● AIM OF THE EXERCISE:
Provide the records once more, identical to the original.
• • • • •
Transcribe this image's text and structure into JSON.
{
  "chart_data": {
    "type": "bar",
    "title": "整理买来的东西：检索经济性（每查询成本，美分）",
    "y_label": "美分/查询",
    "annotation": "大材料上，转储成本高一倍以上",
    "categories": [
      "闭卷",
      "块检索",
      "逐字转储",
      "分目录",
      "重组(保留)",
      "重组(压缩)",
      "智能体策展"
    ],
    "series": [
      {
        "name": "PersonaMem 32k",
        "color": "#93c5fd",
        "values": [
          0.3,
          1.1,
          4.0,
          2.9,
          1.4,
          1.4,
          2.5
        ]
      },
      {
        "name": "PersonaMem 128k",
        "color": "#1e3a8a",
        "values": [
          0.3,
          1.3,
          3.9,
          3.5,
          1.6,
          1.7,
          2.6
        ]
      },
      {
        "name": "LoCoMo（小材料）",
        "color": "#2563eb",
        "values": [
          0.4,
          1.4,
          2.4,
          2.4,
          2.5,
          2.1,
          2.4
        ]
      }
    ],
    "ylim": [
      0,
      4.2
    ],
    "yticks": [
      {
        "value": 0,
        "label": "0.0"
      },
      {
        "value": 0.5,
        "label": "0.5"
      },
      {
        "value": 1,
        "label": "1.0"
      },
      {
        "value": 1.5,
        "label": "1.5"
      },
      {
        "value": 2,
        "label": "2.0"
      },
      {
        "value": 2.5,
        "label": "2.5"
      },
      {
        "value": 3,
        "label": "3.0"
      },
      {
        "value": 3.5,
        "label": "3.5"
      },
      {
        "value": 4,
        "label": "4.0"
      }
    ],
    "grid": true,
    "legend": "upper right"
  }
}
• • • • •
● REPLY TO THE EXERCISE:
Transcribe this image's text and structure into JSON.
{
  "chart_data": {
    "type": "bar",
    "title": "整理买来的东西：检索经济性（每查询成本，美分）",
    "y_label": "美分/查询",
    "annotation": "大材料上，转储成本高一倍以上",
    "categories": [
      "闭卷",
      "块检索",
      "逐字转储",
      "分目录",
      "重组(保留)",
      "重组(压缩)",
      "智能体策展"
    ],
    "series": [
      {
        "name": "PersonaMem 32k",
        "color": "#93c5fd",
        "values": [
          0.3,
          1.1,
          4.0,
          2.9,
          1.4,
          1.4,
          2.5
        ]
      },
      {
        "name": "PersonaMem 128k",
        "color": "#1e3a8a",
        "values": [
          0.3,
          1.3,
          3.9,
          3.5,
          1.6,
          1.7,
          2.6
        ]
      },
      {
        "name": "LoCoMo（小材料）",
        "color": "#2563eb",
        "values": [
          0.4,
          1.4,
          2.4,
          2.4,
          2.5,
          2.1,
          2.4
        ]
      }
    ],
    "ylim": [
      0,
      4.2
    ],
    "yticks": [
      {
        "value": 0,
        "label": "0.0"
      },
      {
        "value": 0.5,
        "label": "0.5"
      },
      {
        "value": 1,
        "label": "1.0"
      },
      {
        "value": 1.5,
        "label": "1.5"
      },
      {
        "value": 2,
        "label": "2.0"
      },
      {
        "value": 2.5,
        "label": "2.5"
      },
      {
        "value": 3,
        "label": "3.0"
      },
      {
        "value": 3.5,
        "label": "3.5"
      },
      {
        "value": 4,
        "label": "4.0"
      }
    ],
    "grid": true,
    "legend": "upper right"
  }
}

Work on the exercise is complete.